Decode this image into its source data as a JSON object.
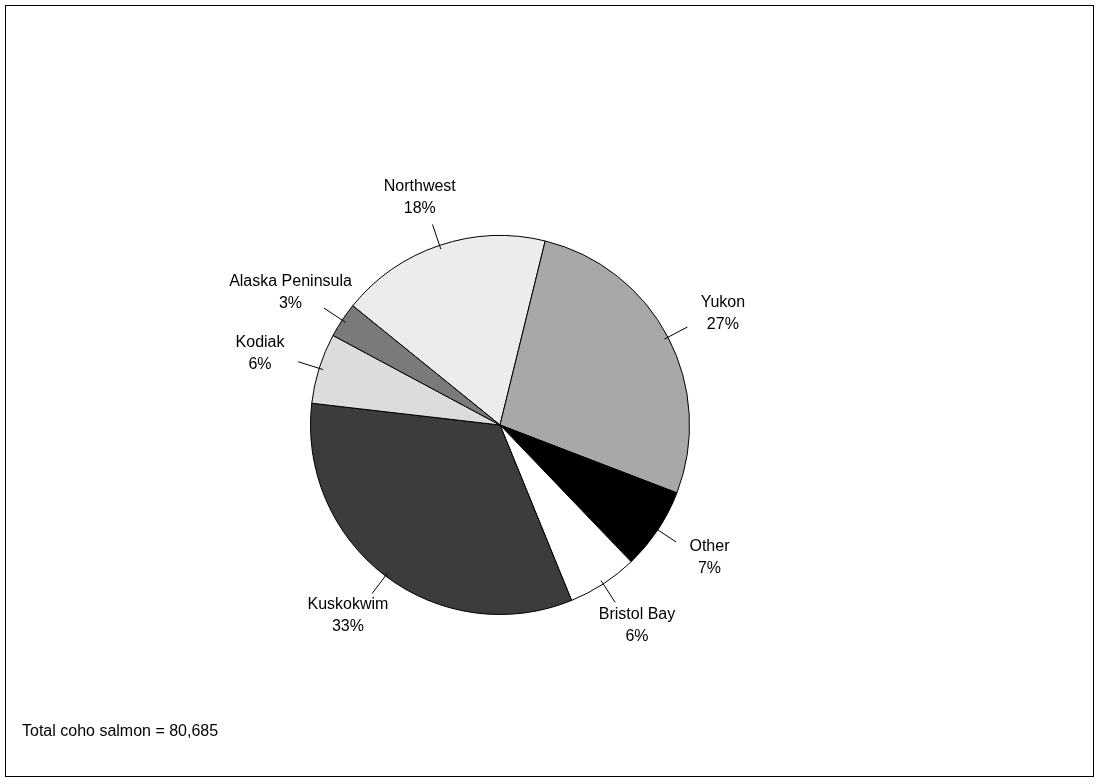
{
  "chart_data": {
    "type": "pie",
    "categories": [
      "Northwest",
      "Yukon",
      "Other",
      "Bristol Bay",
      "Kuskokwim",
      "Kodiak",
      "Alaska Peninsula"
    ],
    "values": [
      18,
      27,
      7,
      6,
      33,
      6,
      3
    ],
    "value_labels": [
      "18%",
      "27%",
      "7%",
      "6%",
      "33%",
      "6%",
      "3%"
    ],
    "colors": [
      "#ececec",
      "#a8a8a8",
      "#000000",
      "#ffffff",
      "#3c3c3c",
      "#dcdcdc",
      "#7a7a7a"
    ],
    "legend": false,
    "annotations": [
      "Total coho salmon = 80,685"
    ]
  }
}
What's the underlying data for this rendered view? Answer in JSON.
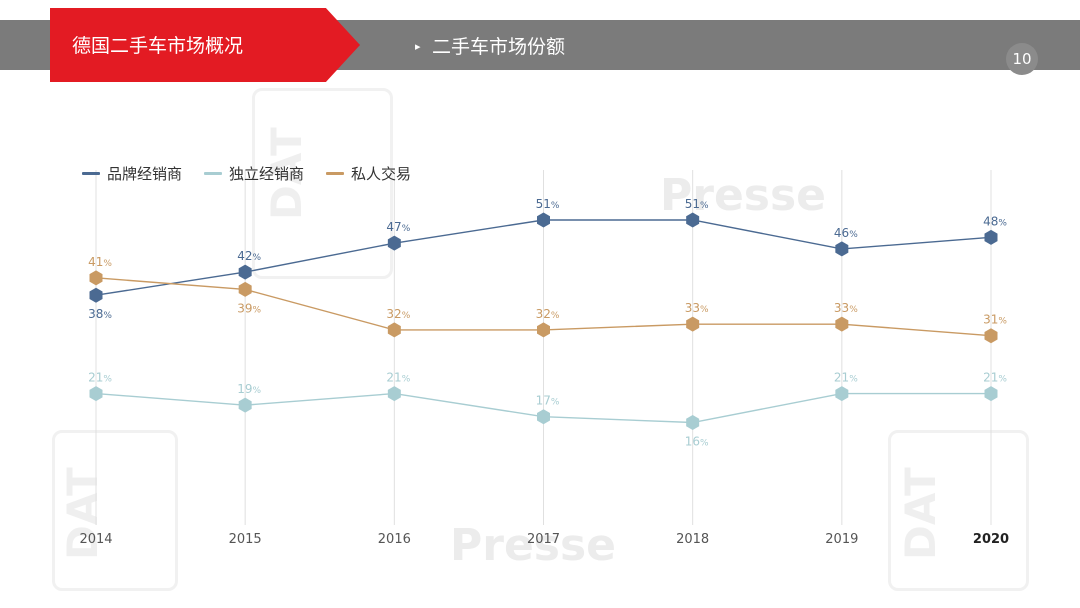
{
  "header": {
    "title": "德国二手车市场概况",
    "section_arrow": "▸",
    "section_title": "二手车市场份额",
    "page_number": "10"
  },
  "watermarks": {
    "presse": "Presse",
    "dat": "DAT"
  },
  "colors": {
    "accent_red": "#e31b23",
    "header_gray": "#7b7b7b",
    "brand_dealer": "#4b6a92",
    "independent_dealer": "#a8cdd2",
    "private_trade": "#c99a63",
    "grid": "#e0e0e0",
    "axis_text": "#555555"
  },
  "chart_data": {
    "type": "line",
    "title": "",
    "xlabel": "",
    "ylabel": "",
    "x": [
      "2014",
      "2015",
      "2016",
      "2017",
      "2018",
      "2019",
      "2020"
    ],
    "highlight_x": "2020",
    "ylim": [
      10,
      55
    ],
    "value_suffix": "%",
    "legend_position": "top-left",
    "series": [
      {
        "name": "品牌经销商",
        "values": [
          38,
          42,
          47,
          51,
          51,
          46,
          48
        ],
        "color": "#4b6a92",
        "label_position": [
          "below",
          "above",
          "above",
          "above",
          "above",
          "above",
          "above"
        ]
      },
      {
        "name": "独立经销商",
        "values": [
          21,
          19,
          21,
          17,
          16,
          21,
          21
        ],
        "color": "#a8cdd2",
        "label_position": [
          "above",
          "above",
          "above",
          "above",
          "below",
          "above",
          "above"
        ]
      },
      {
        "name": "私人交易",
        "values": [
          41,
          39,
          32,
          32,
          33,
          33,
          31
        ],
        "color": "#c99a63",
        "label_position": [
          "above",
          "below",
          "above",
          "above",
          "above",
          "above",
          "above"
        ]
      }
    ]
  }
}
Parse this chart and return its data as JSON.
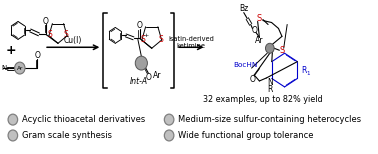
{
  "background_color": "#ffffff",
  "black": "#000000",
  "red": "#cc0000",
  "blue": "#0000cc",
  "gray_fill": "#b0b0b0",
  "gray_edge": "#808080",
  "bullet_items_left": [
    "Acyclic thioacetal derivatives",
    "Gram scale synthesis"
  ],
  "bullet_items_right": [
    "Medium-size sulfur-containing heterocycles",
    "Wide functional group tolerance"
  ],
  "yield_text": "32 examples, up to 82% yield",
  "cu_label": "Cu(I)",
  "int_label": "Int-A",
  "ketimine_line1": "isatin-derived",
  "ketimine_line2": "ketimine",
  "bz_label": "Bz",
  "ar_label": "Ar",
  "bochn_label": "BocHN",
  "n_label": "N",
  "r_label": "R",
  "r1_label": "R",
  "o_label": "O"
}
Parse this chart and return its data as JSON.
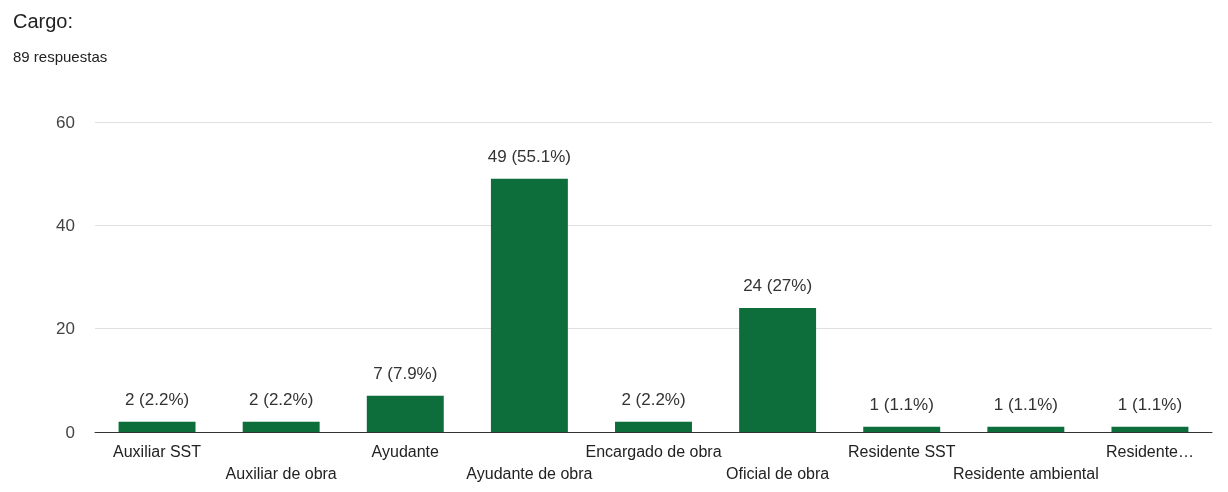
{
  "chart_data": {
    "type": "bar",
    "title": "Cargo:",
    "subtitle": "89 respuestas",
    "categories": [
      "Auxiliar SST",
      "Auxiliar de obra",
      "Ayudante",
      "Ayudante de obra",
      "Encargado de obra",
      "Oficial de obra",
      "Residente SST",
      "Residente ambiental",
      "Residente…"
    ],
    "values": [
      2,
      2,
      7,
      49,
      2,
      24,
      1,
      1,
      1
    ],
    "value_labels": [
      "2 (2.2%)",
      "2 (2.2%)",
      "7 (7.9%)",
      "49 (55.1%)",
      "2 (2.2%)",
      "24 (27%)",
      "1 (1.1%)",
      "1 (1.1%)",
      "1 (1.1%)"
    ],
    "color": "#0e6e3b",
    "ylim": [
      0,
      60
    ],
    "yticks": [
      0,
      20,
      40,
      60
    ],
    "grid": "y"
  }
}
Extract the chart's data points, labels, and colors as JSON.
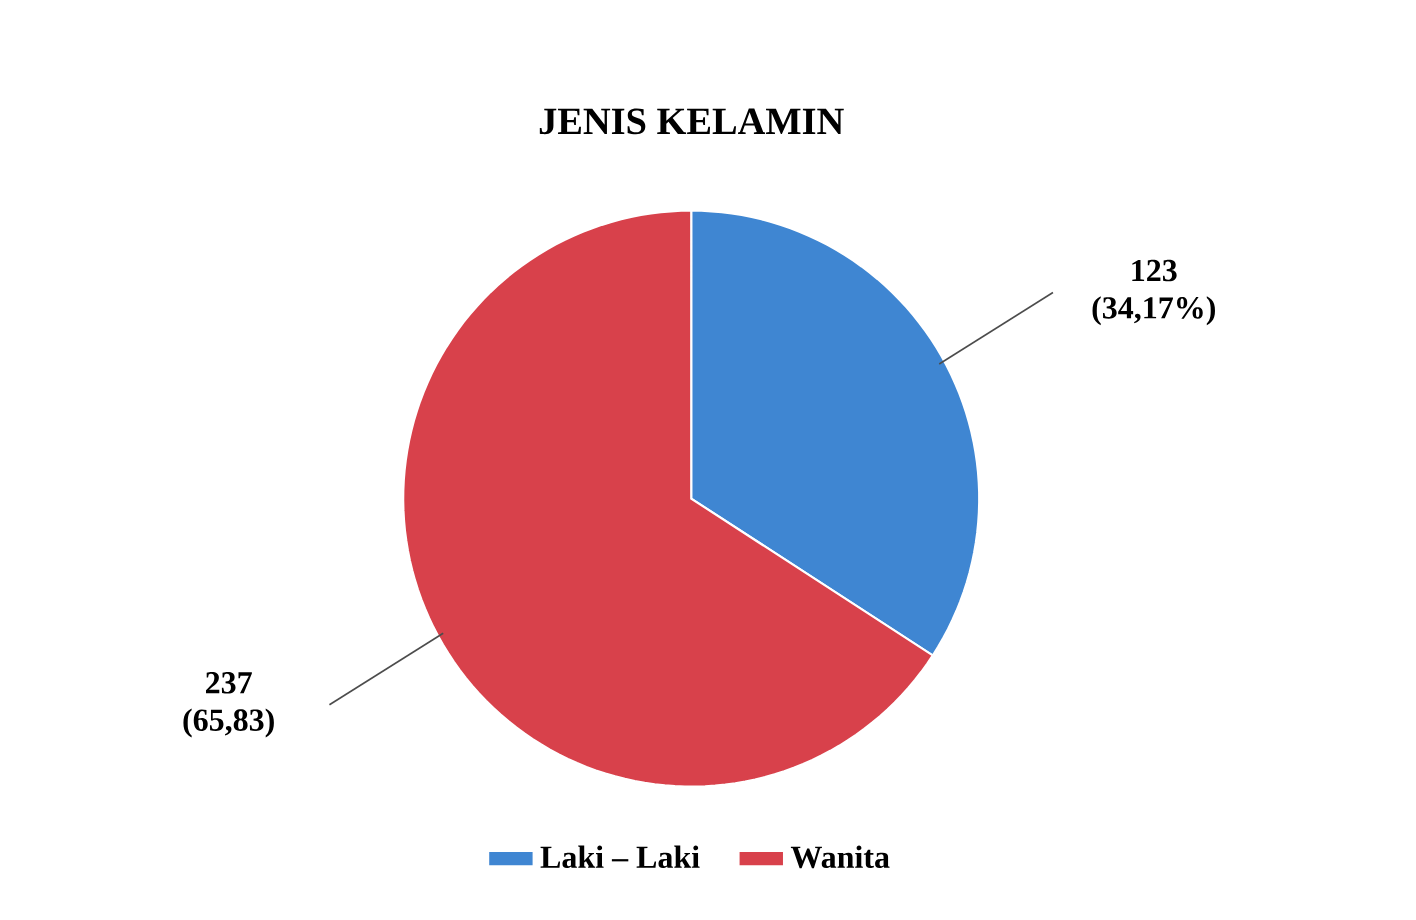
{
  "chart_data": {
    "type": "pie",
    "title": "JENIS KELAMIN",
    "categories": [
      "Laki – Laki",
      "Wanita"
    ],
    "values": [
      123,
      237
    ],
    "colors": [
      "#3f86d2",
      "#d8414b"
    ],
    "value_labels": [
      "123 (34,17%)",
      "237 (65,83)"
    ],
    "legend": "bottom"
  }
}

==

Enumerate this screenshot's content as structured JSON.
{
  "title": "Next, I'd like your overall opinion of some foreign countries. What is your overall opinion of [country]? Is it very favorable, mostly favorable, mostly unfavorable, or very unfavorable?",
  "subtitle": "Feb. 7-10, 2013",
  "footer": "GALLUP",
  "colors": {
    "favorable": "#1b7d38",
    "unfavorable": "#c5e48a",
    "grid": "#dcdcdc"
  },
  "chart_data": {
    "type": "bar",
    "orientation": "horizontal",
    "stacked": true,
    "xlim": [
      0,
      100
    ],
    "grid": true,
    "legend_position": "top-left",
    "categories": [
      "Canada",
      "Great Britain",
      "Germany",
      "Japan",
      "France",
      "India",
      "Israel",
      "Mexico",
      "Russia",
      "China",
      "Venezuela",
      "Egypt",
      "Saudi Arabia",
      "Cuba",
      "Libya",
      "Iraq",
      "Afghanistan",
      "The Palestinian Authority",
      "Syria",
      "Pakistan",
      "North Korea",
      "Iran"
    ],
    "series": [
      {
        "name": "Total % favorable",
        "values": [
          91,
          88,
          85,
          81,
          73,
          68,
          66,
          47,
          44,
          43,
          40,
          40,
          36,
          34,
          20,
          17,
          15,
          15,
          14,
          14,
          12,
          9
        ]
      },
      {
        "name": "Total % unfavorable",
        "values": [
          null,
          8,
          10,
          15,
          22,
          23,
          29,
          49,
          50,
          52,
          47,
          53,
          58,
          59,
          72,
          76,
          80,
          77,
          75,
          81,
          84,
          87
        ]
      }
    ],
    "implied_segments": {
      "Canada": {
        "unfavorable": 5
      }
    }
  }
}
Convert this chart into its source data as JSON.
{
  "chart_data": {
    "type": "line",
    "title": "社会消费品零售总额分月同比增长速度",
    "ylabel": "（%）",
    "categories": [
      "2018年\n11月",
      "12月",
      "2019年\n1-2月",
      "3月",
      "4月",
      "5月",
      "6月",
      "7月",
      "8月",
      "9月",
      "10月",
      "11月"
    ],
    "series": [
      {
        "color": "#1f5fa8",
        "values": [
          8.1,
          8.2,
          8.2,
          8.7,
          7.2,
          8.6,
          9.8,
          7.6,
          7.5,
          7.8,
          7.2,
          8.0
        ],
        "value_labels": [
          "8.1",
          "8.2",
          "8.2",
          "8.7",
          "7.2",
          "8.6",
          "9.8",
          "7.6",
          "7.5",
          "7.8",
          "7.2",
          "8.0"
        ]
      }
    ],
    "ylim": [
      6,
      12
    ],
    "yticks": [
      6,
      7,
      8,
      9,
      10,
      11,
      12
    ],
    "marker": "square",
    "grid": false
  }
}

■ **What to produce**
Report back each line of the entries that holds the string "Residente".

■ **The output**
      "Residente SST",
      "Residente ambiental",
      "Residente…"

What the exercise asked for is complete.